Recorded data
## BEGIN
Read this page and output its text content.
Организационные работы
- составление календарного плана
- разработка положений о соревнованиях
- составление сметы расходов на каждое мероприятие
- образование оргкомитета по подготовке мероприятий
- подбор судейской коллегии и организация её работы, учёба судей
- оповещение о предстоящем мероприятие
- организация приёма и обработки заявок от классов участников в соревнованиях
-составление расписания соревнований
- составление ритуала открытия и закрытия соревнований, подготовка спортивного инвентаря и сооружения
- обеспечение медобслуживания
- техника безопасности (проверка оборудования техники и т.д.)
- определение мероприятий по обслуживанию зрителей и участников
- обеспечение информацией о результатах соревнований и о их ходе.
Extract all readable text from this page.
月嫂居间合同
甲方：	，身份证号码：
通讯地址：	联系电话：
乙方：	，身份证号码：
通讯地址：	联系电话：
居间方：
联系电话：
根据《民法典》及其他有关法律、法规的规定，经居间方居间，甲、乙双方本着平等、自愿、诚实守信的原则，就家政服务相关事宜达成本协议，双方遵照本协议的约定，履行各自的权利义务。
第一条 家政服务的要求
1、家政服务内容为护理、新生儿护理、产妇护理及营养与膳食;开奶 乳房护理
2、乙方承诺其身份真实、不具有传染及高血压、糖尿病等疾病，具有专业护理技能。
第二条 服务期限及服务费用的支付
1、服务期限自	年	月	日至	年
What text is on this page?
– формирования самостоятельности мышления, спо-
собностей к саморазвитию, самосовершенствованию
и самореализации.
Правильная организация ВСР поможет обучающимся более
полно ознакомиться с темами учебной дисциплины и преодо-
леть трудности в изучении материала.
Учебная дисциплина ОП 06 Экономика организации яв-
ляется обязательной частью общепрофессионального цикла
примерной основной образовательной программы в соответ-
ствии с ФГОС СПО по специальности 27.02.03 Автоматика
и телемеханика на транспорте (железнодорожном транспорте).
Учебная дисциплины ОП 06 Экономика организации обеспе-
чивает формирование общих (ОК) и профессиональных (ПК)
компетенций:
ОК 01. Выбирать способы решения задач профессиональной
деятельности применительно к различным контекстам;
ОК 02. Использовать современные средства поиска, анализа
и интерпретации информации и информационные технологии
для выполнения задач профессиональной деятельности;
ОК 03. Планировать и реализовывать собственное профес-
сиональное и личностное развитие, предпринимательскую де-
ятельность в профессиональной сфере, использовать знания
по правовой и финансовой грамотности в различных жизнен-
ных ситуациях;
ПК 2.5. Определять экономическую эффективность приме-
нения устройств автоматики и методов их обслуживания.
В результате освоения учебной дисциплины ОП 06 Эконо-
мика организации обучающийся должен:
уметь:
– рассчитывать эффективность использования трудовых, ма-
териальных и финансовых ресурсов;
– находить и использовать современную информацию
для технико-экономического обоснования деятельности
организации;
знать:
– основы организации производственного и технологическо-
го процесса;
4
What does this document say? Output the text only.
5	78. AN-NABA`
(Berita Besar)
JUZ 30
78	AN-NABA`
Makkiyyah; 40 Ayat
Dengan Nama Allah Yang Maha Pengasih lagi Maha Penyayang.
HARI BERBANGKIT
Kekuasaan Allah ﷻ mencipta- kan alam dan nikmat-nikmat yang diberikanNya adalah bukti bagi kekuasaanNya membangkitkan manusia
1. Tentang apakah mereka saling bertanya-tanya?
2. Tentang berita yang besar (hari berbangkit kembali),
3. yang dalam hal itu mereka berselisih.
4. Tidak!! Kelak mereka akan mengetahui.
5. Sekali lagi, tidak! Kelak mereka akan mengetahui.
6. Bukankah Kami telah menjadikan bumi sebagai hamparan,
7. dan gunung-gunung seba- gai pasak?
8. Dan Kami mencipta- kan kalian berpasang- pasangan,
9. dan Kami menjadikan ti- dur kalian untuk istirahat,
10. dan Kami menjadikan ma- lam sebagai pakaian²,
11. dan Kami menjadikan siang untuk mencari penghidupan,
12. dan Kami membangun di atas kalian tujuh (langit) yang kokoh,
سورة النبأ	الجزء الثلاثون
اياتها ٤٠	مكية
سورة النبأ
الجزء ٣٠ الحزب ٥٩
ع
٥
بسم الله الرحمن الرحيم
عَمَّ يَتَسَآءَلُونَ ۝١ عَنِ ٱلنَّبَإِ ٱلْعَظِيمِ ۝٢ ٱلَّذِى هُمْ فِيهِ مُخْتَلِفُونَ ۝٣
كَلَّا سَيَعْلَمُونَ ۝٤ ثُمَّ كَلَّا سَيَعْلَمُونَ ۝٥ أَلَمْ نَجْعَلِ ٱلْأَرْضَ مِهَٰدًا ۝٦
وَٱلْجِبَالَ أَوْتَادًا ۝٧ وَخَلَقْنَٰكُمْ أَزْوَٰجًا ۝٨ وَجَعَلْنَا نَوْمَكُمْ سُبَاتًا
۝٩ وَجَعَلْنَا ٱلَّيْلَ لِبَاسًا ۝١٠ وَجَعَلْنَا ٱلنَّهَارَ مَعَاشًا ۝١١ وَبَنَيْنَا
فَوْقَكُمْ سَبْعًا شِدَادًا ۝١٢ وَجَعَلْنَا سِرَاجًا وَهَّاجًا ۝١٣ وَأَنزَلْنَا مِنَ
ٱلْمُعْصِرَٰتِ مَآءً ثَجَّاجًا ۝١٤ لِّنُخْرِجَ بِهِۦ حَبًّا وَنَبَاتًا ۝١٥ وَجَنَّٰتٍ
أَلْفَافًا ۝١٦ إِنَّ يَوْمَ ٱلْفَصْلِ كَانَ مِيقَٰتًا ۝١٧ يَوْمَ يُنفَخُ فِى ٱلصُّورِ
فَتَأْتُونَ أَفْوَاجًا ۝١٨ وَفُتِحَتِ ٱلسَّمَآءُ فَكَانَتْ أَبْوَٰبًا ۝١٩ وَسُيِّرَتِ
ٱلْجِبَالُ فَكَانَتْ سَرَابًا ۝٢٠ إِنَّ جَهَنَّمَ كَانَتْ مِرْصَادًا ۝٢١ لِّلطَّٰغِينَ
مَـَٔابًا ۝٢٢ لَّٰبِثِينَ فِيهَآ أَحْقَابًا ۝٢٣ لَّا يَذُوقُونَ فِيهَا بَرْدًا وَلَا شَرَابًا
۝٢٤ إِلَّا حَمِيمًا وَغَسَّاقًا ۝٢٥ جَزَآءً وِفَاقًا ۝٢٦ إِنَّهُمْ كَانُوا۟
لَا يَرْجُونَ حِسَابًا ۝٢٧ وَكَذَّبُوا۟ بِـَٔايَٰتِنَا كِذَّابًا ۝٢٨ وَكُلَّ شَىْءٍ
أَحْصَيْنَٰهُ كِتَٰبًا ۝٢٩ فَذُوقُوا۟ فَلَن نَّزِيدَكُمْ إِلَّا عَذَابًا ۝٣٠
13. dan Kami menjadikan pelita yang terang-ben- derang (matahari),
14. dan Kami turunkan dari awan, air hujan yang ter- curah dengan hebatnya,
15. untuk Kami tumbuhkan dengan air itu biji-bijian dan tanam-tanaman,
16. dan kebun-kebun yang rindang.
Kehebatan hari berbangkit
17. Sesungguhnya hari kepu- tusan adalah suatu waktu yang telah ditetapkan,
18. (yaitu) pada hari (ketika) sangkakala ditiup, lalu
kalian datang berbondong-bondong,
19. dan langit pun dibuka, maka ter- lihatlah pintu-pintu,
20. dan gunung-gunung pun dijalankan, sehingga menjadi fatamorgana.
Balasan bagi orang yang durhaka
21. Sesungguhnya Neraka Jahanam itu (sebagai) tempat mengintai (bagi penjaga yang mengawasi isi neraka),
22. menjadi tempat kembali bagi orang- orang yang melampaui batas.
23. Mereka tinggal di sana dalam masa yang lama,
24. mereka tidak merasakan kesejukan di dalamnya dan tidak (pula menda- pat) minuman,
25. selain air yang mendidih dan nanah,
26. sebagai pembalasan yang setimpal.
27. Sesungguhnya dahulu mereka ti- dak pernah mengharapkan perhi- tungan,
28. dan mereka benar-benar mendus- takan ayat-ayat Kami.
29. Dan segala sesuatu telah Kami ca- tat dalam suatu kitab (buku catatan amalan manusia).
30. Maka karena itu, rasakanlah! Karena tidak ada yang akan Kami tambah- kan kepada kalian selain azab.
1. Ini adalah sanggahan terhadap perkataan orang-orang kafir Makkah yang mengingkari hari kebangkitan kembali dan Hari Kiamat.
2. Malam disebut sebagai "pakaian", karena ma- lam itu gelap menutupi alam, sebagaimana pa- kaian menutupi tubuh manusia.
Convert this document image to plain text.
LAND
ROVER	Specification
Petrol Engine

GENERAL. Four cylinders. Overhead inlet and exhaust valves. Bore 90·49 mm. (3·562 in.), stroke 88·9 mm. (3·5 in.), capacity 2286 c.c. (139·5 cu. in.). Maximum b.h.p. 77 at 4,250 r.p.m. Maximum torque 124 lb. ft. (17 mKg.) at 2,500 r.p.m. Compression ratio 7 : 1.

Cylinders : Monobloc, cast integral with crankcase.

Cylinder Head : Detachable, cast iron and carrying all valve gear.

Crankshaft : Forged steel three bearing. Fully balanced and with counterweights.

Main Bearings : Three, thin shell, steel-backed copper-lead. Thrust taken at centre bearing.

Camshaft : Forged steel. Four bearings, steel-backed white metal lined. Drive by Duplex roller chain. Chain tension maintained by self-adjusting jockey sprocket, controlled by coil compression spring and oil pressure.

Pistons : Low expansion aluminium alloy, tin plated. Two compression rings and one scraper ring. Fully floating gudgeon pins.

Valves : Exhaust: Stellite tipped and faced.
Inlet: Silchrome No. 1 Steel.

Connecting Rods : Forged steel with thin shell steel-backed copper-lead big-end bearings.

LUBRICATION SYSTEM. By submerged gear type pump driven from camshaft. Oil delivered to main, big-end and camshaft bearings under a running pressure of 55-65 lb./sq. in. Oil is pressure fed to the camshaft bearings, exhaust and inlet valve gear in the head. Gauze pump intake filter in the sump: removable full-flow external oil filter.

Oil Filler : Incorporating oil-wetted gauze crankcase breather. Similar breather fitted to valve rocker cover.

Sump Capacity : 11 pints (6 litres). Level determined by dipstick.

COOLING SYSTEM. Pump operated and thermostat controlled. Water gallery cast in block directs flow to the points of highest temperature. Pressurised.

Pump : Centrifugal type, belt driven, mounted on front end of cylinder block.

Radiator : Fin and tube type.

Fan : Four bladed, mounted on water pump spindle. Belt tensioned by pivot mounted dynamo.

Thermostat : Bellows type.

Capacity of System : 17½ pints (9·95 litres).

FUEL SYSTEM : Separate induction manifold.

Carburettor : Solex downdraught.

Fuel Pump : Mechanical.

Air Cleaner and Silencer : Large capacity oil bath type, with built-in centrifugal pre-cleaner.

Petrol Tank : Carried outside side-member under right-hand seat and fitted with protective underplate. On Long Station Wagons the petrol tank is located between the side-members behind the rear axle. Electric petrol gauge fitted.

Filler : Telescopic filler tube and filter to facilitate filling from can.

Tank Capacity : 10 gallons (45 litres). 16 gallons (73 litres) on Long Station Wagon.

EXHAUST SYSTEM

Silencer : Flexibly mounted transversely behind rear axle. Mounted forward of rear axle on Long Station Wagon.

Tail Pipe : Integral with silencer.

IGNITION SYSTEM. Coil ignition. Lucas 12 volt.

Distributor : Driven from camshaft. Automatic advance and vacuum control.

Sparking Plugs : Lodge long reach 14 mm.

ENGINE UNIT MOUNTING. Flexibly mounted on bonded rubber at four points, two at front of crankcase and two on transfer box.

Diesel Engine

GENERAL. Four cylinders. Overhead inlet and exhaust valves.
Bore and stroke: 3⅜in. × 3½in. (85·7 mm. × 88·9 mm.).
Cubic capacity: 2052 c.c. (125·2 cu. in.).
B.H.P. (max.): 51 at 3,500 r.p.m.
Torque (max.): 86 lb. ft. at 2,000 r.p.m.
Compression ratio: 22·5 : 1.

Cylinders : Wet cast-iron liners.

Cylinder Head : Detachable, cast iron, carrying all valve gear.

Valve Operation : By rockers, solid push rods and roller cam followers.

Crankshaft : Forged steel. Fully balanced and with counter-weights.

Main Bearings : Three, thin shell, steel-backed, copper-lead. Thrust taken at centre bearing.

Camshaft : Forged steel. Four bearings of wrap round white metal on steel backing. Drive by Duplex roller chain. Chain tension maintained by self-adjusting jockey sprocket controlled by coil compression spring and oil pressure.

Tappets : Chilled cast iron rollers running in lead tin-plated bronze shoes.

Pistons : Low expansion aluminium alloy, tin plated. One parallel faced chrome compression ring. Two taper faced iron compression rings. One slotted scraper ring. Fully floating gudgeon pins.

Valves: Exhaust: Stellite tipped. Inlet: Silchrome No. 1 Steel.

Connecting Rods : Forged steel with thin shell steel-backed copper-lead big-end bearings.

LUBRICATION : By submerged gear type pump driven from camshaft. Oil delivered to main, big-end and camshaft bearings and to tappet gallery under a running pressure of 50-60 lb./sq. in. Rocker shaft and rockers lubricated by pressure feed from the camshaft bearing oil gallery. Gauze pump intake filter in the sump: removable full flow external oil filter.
## END
Count how many lines of the data include the word "block". Your reply should be that number alone.

2